begin EXTRACTED RECORDS

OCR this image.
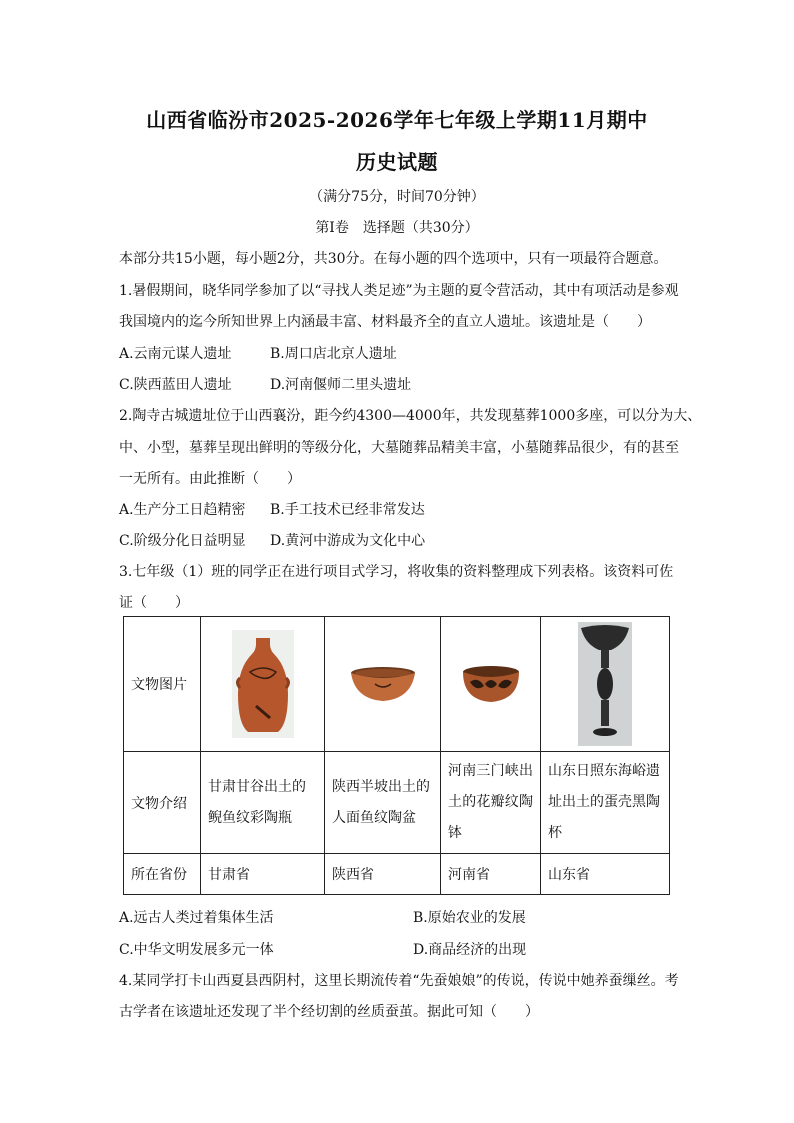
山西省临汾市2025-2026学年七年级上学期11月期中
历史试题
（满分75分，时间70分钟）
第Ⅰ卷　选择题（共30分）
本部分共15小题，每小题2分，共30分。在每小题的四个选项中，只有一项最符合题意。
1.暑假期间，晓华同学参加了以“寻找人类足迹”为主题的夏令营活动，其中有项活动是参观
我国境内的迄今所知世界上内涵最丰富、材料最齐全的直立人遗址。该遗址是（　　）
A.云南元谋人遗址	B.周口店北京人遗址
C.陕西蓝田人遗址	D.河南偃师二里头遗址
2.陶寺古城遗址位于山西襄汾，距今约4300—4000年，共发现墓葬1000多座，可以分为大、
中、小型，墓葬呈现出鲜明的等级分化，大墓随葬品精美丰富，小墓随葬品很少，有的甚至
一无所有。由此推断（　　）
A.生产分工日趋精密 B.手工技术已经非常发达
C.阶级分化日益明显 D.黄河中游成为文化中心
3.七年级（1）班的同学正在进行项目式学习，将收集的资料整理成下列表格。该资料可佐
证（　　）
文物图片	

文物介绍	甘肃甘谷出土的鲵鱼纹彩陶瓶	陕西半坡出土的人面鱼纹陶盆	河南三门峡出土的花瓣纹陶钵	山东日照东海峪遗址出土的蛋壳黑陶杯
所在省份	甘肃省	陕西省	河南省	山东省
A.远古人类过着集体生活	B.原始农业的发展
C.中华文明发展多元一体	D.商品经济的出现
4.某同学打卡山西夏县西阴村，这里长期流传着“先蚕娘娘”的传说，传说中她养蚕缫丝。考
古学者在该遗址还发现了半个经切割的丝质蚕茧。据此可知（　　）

end EXTRACTED RECORDS

## OBJECTIVE
The data above should be repeated exactly, minus any pictures.

## SOLUTION
OCR this image.
山西省临汾市2025-2026学年七年级上学期11月期中
历史试题
（满分75分，时间70分钟）
第Ⅰ卷　选择题（共30分）
本部分共15小题，每小题2分，共30分。在每小题的四个选项中，只有一项最符合题意。
1.暑假期间，晓华同学参加了以“寻找人类足迹”为主题的夏令营活动，其中有项活动是参观
我国境内的迄今所知世界上内涵最丰富、材料最齐全的直立人遗址。该遗址是（　　）
A.云南元谋人遗址	B.周口店北京人遗址
C.陕西蓝田人遗址	D.河南偃师二里头遗址
2.陶寺古城遗址位于山西襄汾，距今约4300—4000年，共发现墓葬1000多座，可以分为大、
中、小型，墓葬呈现出鲜明的等级分化，大墓随葬品精美丰富，小墓随葬品很少，有的甚至
一无所有。由此推断（　　）
A.生产分工日趋精密 B.手工技术已经非常发达
C.阶级分化日益明显 D.黄河中游成为文化中心
3.七年级（1）班的同学正在进行项目式学习，将收集的资料整理成下列表格。该资料可佐
证（　　）
文物图片	

文物介绍	甘肃甘谷出土的鲵鱼纹彩陶瓶	陕西半坡出土的人面鱼纹陶盆	河南三门峡出土的花瓣纹陶钵	山东日照东海峪遗址出土的蛋壳黑陶杯
所在省份	甘肃省	陕西省	河南省	山东省
A.远古人类过着集体生活	B.原始农业的发展
C.中华文明发展多元一体	D.商品经济的出现
4.某同学打卡山西夏县西阴村，这里长期流传着“先蚕娘娘”的传说，传说中她养蚕缫丝。考
古学者在该遗址还发现了半个经切割的丝质蚕茧。据此可知（　　）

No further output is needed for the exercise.